> **Information provided**
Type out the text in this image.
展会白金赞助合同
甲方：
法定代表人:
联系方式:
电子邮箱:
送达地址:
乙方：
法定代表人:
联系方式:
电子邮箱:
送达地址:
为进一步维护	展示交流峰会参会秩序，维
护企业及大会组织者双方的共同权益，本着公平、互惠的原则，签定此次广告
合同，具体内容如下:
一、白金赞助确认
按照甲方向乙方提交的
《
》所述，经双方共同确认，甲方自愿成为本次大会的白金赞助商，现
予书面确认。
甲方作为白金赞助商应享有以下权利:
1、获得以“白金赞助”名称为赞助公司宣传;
* * *
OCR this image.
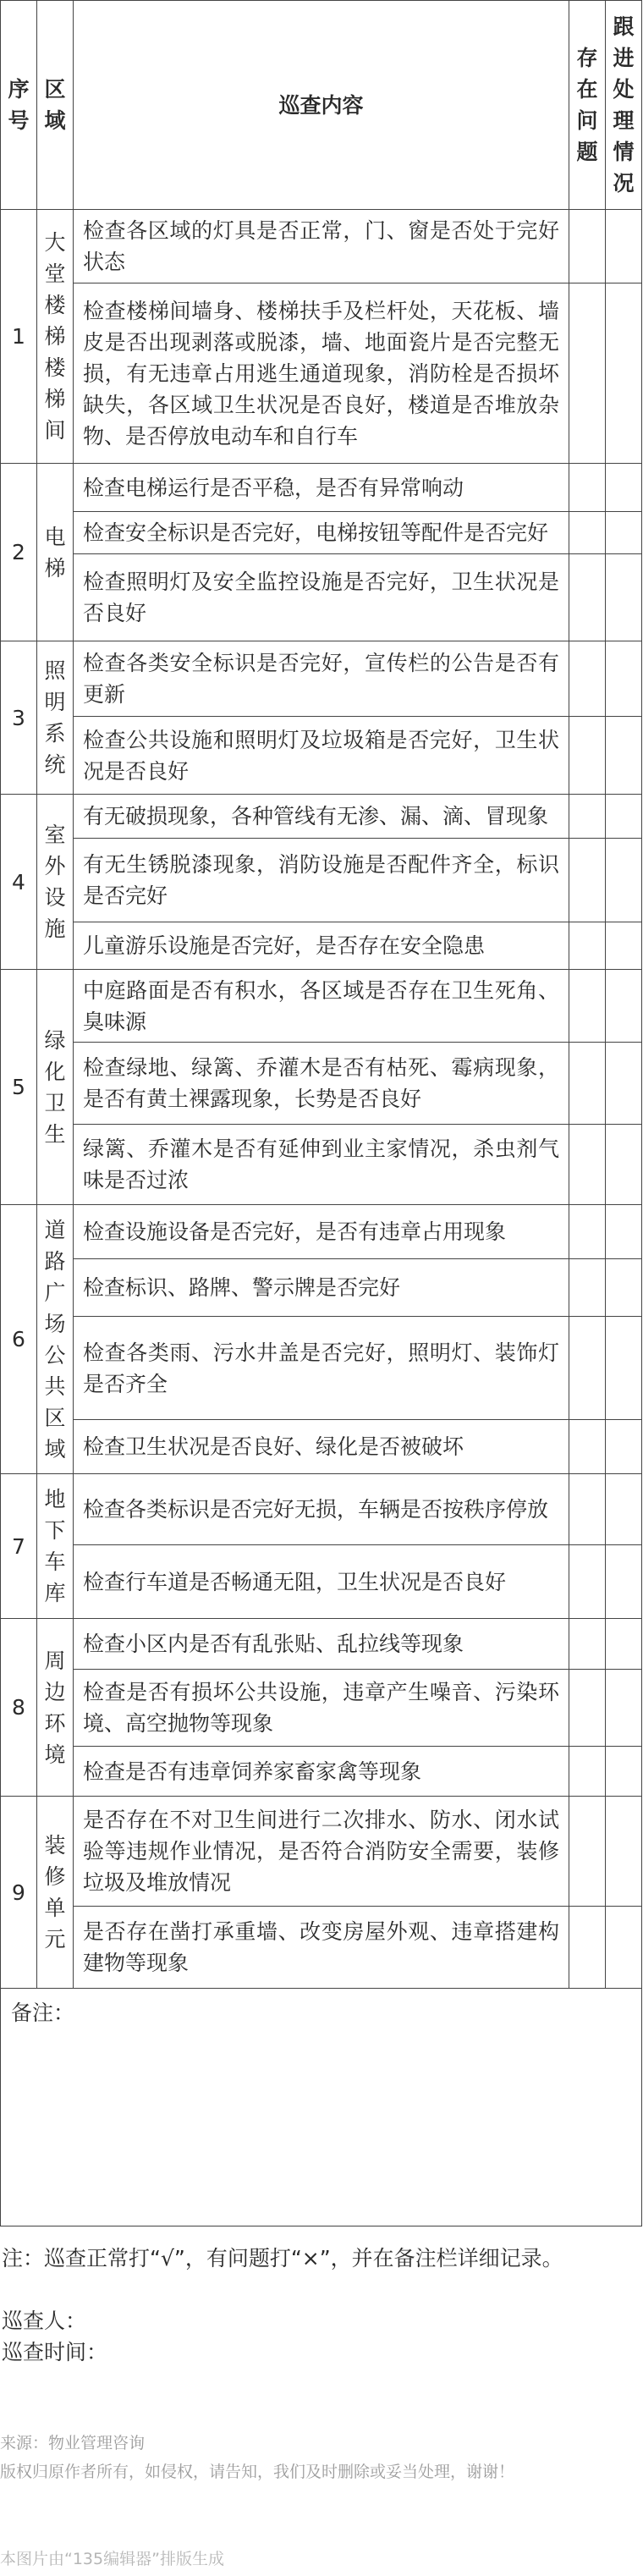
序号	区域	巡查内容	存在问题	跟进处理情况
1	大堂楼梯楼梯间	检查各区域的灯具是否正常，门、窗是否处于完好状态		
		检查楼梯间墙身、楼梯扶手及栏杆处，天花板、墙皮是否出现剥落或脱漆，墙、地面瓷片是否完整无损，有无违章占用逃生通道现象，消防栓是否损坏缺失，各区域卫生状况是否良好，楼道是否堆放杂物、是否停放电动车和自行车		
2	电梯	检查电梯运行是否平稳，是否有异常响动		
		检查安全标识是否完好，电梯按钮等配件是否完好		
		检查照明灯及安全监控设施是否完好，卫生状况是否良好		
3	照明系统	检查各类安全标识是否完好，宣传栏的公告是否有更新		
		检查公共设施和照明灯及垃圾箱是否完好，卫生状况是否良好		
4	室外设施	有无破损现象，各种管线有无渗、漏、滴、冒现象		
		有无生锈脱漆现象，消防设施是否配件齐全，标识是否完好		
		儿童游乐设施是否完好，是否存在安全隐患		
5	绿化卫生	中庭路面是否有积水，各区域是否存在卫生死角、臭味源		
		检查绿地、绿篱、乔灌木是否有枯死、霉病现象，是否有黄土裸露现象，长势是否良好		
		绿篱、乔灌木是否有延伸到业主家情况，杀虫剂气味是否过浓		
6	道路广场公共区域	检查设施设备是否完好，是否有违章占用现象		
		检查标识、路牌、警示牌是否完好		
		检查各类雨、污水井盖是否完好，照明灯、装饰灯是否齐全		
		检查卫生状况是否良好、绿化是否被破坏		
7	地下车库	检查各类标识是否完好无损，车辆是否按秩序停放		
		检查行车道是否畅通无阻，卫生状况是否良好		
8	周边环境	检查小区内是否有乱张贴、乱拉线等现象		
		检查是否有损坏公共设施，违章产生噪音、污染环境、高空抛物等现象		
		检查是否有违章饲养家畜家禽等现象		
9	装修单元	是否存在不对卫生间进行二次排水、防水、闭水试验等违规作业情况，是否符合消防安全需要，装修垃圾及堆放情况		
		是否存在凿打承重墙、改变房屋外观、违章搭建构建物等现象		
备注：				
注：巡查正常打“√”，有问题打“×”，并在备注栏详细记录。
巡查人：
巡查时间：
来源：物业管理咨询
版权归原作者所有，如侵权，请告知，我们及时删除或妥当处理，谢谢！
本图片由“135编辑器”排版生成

> **What the exercise asks**
The answer is a single number: how many lines include the word "this"?

> **The solution**
2